BRIEF: Gather all lines in the entries below that include the word "level".

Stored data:
START

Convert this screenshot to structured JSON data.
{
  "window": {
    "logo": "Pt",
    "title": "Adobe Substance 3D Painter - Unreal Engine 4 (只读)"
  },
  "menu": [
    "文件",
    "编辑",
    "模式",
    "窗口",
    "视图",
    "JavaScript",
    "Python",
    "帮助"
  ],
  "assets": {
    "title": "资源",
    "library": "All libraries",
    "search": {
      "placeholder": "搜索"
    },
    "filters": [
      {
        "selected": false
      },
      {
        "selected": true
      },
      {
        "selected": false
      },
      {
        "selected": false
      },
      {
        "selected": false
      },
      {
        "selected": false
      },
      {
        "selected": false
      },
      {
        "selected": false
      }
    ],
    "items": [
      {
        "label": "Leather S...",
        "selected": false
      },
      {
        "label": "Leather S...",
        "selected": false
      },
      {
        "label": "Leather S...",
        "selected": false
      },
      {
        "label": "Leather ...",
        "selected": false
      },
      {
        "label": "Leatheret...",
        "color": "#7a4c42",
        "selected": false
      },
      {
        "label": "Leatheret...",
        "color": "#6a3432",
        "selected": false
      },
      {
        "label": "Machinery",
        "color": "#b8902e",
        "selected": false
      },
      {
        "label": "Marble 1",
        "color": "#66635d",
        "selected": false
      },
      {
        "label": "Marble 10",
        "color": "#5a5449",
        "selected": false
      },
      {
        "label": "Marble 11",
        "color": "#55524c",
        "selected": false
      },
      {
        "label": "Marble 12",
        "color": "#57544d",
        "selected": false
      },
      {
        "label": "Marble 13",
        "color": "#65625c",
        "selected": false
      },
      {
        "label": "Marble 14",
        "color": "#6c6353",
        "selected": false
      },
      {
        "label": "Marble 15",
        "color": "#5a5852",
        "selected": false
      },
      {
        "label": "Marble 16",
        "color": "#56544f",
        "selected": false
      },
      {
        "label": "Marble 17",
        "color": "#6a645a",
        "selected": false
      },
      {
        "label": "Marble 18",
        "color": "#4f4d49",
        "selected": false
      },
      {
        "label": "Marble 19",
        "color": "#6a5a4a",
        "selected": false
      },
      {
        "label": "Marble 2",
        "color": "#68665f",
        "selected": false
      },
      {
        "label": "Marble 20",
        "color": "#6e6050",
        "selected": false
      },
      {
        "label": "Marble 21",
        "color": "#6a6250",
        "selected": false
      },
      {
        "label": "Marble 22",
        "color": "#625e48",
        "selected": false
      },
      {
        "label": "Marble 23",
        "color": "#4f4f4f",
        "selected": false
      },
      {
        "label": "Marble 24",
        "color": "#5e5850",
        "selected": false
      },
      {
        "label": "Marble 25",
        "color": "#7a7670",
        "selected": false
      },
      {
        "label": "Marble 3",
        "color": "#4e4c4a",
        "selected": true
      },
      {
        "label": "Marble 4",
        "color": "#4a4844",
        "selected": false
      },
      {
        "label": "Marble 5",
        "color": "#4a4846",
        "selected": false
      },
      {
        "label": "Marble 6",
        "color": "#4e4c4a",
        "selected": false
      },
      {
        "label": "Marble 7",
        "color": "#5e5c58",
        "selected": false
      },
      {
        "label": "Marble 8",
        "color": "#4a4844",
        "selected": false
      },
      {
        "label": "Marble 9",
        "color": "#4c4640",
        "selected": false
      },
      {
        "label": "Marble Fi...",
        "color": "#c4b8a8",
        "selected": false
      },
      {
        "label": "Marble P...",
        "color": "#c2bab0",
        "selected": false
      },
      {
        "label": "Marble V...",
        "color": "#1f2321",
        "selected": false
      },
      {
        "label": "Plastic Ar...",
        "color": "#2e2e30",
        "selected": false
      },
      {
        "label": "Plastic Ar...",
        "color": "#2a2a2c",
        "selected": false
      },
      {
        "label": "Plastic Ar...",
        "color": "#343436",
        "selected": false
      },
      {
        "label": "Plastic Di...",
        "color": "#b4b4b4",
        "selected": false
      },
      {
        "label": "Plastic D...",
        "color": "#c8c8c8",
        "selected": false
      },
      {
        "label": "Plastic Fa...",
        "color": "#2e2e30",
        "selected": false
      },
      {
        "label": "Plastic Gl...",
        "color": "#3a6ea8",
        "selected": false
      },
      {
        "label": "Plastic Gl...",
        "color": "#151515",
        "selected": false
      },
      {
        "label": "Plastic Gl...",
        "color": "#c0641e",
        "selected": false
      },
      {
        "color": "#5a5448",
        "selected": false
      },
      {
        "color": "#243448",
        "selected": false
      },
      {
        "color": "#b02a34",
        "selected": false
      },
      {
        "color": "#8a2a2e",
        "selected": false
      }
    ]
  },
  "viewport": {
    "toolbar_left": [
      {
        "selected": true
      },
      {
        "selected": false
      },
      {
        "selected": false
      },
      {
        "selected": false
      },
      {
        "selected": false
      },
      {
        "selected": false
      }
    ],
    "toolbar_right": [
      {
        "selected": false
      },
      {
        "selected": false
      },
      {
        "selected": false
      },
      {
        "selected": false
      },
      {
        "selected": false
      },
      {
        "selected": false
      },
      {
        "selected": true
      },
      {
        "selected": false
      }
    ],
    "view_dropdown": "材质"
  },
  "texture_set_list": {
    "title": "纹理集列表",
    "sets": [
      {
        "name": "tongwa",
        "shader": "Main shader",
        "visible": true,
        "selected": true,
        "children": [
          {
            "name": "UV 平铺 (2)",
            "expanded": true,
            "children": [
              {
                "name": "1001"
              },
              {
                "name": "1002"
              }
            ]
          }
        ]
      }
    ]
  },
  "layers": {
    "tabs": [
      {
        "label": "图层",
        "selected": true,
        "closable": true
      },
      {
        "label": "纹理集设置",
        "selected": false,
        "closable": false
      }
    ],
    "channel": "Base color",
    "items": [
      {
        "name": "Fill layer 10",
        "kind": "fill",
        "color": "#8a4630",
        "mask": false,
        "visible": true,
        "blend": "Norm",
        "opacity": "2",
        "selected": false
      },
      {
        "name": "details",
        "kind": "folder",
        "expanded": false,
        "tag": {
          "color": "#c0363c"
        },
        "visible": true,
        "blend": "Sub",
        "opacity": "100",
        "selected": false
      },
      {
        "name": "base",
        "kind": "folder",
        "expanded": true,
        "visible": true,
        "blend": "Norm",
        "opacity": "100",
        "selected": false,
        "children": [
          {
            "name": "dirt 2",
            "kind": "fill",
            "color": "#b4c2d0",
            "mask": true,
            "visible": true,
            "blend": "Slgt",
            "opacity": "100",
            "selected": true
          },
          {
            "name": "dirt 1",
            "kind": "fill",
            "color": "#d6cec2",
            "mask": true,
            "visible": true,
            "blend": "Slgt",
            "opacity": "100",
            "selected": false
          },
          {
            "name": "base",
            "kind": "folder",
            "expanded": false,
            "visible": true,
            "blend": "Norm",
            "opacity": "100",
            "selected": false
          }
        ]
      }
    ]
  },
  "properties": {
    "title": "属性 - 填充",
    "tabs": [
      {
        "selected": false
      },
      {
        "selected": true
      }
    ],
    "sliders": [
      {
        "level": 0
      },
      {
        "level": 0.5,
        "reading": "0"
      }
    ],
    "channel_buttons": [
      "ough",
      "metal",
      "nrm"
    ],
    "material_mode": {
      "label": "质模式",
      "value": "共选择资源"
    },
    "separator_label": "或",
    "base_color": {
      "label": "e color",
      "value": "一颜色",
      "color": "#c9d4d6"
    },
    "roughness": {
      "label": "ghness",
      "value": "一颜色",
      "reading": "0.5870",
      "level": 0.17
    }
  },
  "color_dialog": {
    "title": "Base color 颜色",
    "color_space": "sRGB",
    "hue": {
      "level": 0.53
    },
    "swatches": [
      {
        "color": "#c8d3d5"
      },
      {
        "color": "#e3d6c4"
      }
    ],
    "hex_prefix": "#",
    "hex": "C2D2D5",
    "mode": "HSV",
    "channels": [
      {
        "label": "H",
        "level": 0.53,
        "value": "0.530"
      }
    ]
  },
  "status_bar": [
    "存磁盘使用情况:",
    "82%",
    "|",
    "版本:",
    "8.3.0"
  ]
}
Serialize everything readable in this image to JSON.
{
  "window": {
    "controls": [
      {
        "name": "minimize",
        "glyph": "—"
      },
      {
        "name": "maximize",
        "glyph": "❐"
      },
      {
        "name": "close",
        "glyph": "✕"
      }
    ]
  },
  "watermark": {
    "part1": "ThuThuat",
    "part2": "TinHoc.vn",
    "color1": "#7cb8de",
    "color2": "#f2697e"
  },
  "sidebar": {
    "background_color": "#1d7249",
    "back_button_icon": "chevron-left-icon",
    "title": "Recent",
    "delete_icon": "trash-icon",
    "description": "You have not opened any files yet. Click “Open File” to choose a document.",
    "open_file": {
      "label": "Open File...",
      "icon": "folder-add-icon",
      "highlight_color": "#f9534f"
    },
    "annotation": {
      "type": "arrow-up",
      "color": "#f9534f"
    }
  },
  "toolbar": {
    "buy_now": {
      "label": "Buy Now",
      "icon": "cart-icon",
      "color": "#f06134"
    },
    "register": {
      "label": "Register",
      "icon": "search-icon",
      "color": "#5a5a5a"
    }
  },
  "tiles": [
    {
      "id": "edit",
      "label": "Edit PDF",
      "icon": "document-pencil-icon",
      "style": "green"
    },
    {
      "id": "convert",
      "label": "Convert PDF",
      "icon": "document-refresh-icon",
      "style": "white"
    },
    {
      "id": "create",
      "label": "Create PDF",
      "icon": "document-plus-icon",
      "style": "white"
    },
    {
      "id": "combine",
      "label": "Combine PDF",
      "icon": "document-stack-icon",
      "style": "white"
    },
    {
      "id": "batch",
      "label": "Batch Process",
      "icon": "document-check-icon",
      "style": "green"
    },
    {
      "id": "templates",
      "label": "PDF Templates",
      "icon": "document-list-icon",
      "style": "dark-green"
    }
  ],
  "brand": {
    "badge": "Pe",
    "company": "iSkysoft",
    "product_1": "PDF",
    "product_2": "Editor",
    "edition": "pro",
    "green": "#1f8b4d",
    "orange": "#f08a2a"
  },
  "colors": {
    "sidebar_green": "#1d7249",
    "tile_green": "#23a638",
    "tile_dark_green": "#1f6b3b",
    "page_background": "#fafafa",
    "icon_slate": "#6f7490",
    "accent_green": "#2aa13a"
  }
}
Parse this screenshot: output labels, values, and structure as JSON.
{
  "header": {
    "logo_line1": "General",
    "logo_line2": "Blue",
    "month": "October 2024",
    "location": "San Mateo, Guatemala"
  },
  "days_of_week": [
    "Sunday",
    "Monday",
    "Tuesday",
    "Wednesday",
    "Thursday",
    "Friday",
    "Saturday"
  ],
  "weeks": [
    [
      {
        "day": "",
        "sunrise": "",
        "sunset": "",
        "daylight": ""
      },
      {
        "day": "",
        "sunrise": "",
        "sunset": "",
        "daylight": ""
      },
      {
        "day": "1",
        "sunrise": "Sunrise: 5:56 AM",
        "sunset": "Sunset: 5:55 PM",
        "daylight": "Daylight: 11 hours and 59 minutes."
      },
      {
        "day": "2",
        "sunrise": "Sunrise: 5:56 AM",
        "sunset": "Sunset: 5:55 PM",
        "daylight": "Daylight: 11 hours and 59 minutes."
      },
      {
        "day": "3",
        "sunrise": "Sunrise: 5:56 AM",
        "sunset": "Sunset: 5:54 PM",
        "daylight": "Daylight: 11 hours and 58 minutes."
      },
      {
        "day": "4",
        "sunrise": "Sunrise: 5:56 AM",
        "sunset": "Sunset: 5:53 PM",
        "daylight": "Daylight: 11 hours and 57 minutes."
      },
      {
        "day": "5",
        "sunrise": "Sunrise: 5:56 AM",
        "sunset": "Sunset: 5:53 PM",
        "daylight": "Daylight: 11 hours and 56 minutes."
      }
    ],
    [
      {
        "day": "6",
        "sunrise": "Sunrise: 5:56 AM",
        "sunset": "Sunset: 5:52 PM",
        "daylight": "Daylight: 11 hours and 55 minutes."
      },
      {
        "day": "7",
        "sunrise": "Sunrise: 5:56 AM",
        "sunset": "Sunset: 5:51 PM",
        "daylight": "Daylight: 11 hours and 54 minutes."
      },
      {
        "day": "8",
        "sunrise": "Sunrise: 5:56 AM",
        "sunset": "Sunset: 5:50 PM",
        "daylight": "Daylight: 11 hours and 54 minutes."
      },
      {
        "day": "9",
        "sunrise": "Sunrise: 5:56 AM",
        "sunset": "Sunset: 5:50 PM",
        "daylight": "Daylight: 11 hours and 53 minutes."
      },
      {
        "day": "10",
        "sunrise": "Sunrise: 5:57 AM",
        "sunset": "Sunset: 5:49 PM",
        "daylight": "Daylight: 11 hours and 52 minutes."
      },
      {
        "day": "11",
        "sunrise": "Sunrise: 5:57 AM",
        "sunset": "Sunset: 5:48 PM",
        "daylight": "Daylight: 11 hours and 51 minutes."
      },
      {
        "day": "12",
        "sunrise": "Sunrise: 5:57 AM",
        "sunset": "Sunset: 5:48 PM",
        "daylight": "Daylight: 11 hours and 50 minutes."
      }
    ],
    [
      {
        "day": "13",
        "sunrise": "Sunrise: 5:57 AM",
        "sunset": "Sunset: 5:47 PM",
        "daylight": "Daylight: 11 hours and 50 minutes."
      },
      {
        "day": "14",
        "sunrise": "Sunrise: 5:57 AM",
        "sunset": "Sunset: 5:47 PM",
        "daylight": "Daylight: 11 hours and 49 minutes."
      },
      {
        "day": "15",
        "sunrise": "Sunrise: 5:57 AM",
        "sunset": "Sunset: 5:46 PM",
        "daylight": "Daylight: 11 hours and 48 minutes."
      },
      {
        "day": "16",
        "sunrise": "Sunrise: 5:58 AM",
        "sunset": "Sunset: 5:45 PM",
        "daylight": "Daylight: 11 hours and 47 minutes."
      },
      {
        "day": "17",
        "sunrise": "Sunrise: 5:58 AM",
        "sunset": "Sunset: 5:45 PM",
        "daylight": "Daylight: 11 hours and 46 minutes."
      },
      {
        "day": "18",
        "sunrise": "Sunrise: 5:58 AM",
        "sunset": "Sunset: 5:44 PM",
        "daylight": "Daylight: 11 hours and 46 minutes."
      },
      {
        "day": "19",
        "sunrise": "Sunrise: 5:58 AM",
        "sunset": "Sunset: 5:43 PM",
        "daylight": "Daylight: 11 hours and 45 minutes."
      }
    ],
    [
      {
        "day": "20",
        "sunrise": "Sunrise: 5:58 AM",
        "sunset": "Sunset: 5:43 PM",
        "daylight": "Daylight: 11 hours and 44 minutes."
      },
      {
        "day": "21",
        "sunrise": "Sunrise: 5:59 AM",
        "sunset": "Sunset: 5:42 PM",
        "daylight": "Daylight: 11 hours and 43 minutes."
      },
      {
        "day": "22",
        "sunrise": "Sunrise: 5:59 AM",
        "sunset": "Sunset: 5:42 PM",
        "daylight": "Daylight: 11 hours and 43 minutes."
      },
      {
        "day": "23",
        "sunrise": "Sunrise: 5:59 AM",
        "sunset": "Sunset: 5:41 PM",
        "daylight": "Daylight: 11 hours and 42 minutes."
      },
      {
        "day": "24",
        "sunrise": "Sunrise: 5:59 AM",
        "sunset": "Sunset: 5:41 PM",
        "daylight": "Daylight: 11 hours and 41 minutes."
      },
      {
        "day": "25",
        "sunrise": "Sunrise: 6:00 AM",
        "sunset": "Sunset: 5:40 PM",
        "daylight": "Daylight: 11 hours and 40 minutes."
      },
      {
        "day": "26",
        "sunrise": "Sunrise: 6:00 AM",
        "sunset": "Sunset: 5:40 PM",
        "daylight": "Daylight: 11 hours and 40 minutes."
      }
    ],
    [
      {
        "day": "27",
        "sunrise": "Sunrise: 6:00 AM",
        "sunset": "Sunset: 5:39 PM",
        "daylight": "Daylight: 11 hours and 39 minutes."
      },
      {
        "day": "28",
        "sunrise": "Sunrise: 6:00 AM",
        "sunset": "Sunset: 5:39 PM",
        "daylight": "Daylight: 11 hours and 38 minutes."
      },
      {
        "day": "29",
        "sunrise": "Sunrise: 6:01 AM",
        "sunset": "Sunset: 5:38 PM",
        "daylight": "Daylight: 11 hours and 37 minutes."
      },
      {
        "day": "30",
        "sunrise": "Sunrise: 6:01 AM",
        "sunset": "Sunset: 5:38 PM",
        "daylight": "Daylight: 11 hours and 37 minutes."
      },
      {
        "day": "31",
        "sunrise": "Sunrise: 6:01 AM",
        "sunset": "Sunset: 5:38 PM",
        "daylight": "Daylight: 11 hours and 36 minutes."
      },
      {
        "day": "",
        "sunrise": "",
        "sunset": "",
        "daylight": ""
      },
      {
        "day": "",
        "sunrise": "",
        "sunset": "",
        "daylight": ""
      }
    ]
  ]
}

END

OUTPUT FOR THIS EXERCISE:
        "level": 0
        "level": 0.5,
      "level": 0.17
      "level": 0.53
        "level": 0.53,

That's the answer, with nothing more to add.